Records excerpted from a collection
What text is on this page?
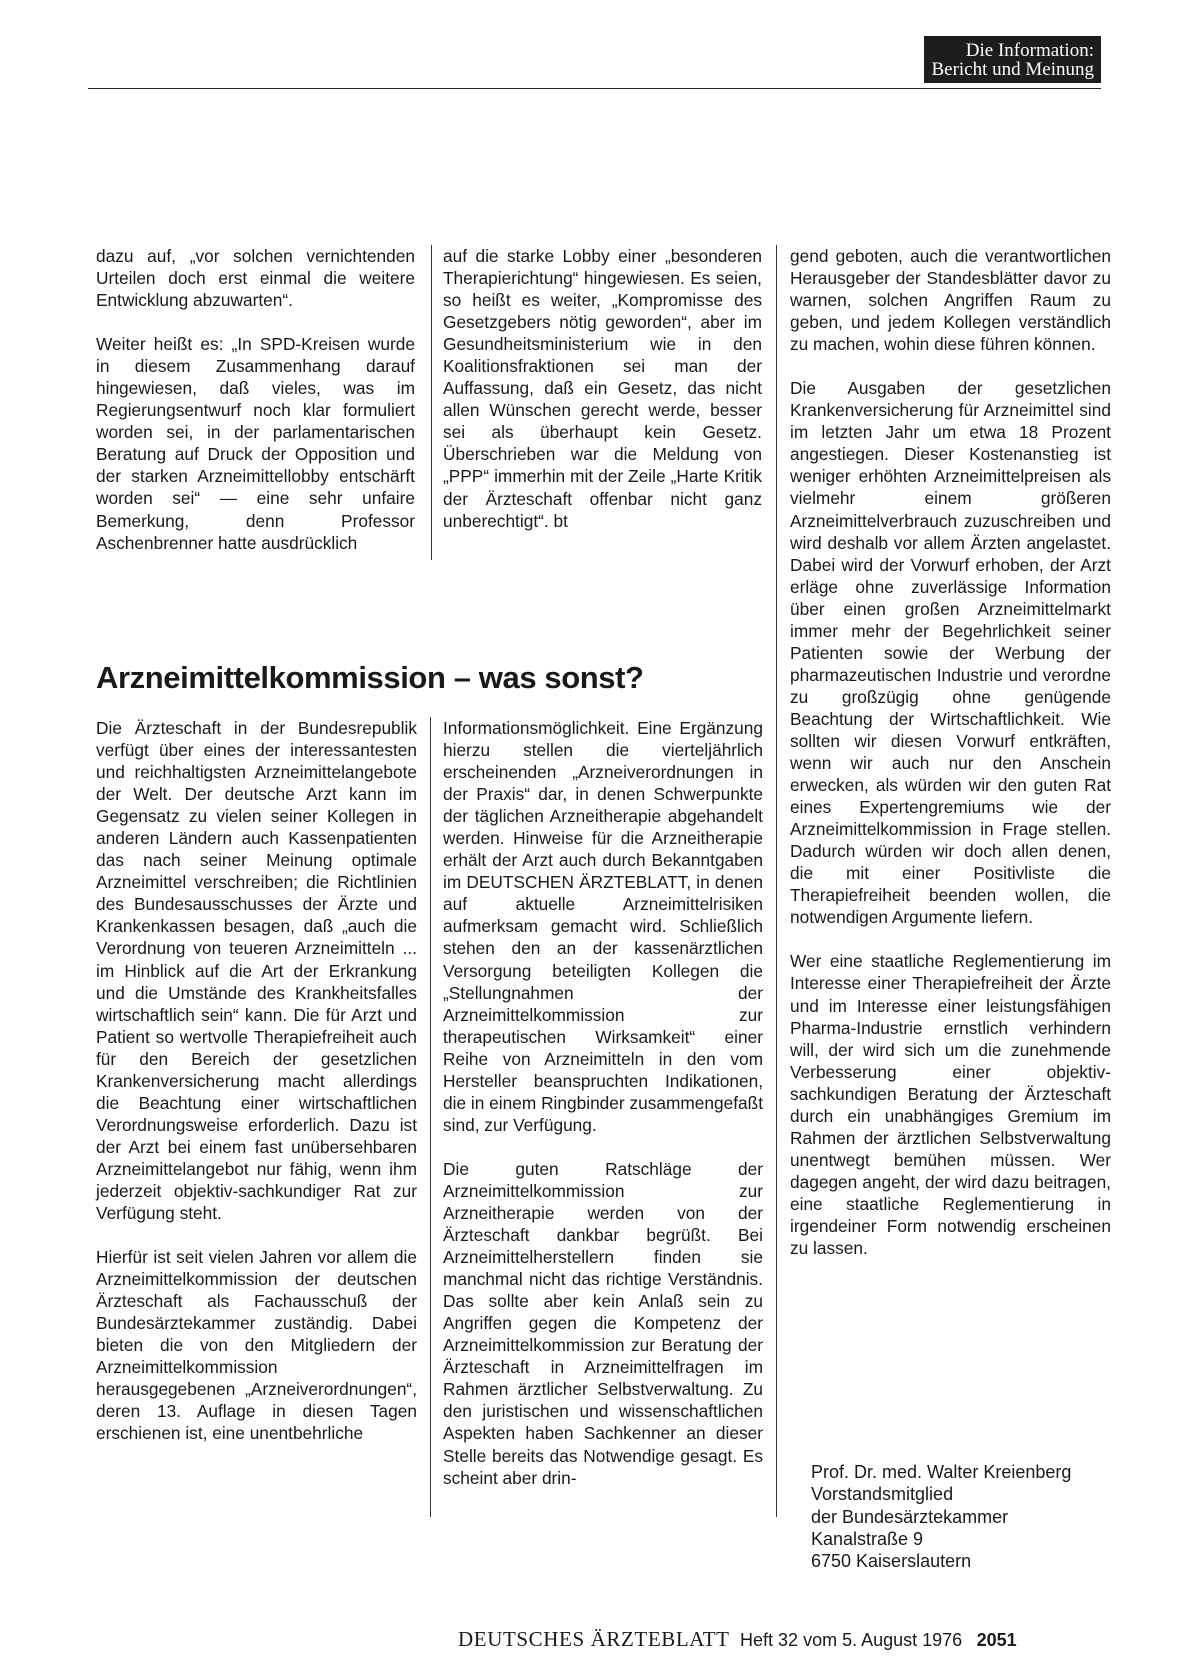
Die Information:
Bericht und Meinung

dazu auf, „vor solchen vernichtenden Urteilen doch erst einmal die weitere Entwicklung abzuwarten“.

Weiter heißt es: „In SPD-Kreisen wurde in diesem Zusammenhang darauf hingewiesen, daß vieles, was im Regierungsentwurf noch klar formuliert worden sei, in der parlamentarischen Beratung auf Druck der Opposition und der starken Arzneimittellobby entschärft worden sei“ — eine sehr unfaire Bemerkung, denn Professor Aschenbrenner hatte ausdrücklich

auf die starke Lobby einer „besonderen Therapierichtung“ hingewiesen. Es seien, so heißt es weiter, „Kompromisse des Gesetzgebers nötig geworden“, aber im Gesundheitsministerium wie in den Koalitionsfraktionen sei man der Auffassung, daß ein Gesetz, das nicht allen Wünschen gerecht werde, besser sei als überhaupt kein Gesetz. Überschrieben war die Meldung von „PPP“ immerhin mit der Zeile „Harte Kritik der Ärzteschaft offenbar nicht ganz unberechtigt“. bt

Arzneimittelkommission – was sonst?

Die Ärzteschaft in der Bundesrepublik verfügt über eines der interessantesten und reichhaltigsten Arzneimittelangebote der Welt. Der deutsche Arzt kann im Gegensatz zu vielen seiner Kollegen in anderen Ländern auch Kassenpatienten das nach seiner Meinung optimale Arzneimittel verschreiben; die Richtlinien des Bundesausschusses der Ärzte und Krankenkassen besagen, daß „auch die Verordnung von teueren Arzneimitteln ... im Hinblick auf die Art der Erkrankung und die Umstände des Krankheitsfalles wirtschaftlich sein“ kann. Die für Arzt und Patient so wertvolle Therapiefreiheit auch für den Bereich der gesetzlichen Krankenversicherung macht allerdings die Beachtung einer wirtschaftlichen Verordnungsweise erforderlich. Dazu ist der Arzt bei einem fast unübersehbaren Arzneimittelangebot nur fähig, wenn ihm jederzeit objektiv-sachkundiger Rat zur Verfügung steht.

Hierfür ist seit vielen Jahren vor allem die Arzneimittelkommission der deutschen Ärzteschaft als Fachausschuß der Bundesärztekammer zuständig. Dabei bieten die von den Mitgliedern der Arzneimittelkommission herausgegebenen „Arzneiverordnungen“, deren 13. Auflage in diesen Tagen erschienen ist, eine unentbehrliche

Informationsmöglichkeit. Eine Ergänzung hierzu stellen die vierteljährlich erscheinenden „Arzneiverordnungen in der Praxis“ dar, in denen Schwerpunkte der täglichen Arzneitherapie abgehandelt werden. Hinweise für die Arzneitherapie erhält der Arzt auch durch Bekanntgaben im DEUTSCHEN ÄRZTEBLATT, in denen auf aktuelle Arzneimittelrisiken aufmerksam gemacht wird. Schließlich stehen den an der kassenärztlichen Versorgung beteiligten Kollegen die „Stellungnahmen der Arzneimittelkommission zur therapeutischen Wirksamkeit“ einer Reihe von Arzneimitteln in den vom Hersteller beanspruchten Indikationen, die in einem Ringbinder zusammengefaßt sind, zur Verfügung.

Die guten Ratschläge der Arzneimittelkommission zur Arzneitherapie werden von der Ärzteschaft dankbar begrüßt. Bei Arzneimittelherstellern finden sie manchmal nicht das richtige Verständnis. Das sollte aber kein Anlaß sein zu Angriffen gegen die Kompetenz der Arzneimittelkommission zur Beratung der Ärzteschaft in Arzneimittelfragen im Rahmen ärztlicher Selbstverwaltung. Zu den juristischen und wissenschaftlichen Aspekten haben Sachkenner an dieser Stelle bereits das Notwendige gesagt. Es scheint aber drin-

gend geboten, auch die verantwortlichen Herausgeber der Standesblätter davor zu warnen, solchen Angriffen Raum zu geben, und jedem Kollegen verständlich zu machen, wohin diese führen können.

Die Ausgaben der gesetzlichen Krankenversicherung für Arzneimittel sind im letzten Jahr um etwa 18 Prozent angestiegen. Dieser Kostenanstieg ist weniger erhöhten Arzneimittelpreisen als vielmehr einem größeren Arzneimittelverbrauch zuzuschreiben und wird deshalb vor allem Ärzten angelastet. Dabei wird der Vorwurf erhoben, der Arzt erläge ohne zuverlässige Information über einen großen Arzneimittelmarkt immer mehr der Begehrlichkeit seiner Patienten sowie der Werbung der pharmazeutischen Industrie und verordne zu großzügig ohne genügende Beachtung der Wirtschaftlichkeit. Wie sollten wir diesen Vorwurf entkräften, wenn wir auch nur den Anschein erwecken, als würden wir den guten Rat eines Expertengremiums wie der Arzneimittelkommission in Frage stellen. Dadurch würden wir doch allen denen, die mit einer Positivliste die Therapiefreiheit beenden wollen, die notwendigen Argumente liefern.

Wer eine staatliche Reglementierung im Interesse einer Therapiefreiheit der Ärzte und im Interesse einer leistungsfähigen Pharma-Industrie ernstlich verhindern will, der wird sich um die zunehmende Verbesserung einer objektiv-sachkundigen Beratung der Ärzteschaft durch ein unabhängiges Gremium im Rahmen der ärztlichen Selbstverwaltung unentwegt bemühen müssen. Wer dagegen angeht, der wird dazu beitragen, eine staatliche Reglementierung in irgendeiner Form notwendig erscheinen zu lassen.

Prof. Dr. med. Walter Kreienberg
Vorstandsmitglied
der Bundesärztekammer
Kanalstraße 9
6750 Kaiserslautern
DEUTSCHES ÄRZTEBLATT Heft 32 vom 5. August 1976 2051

Set exercise — Show all lines in the entries above where the string "Arzneiverordnungen" appears.

Reply to the exercise —
Hierfür ist seit vielen Jahren vor allem die Arzneimittelkommission der deutschen Ärzteschaft als Fachausschuß der Bundesärztekammer zuständig. Dabei bieten die von den Mitgliedern der Arzneimittelkommission herausgegebenen „Arzneiverordnungen“, deren 13. Auflage in diesen Tagen erschienen ist, eine unentbehrliche
Informationsmöglichkeit. Eine Ergänzung hierzu stellen die vierteljährlich erscheinenden „Arzneiverordnungen in der Praxis“ dar, in denen Schwerpunkte der täglichen Arzneitherapie abgehandelt werden. Hinweise für die Arzneitherapie erhält der Arzt auch durch Bekanntgaben im DEUTSCHEN ÄRZTEBLATT, in denen auf aktuelle Arzneimittelrisiken aufmerksam gemacht wird. Schließlich stehen den an der kassenärztlichen Versorgung beteiligten Kollegen die „Stellungnahmen der Arzneimittelkommission zur therapeutischen Wirksamkeit“ einer Reihe von Arzneimitteln in den vom Hersteller beanspruchten Indikationen, die in einem Ringbinder zusammengefaßt sind, zur Verfügung.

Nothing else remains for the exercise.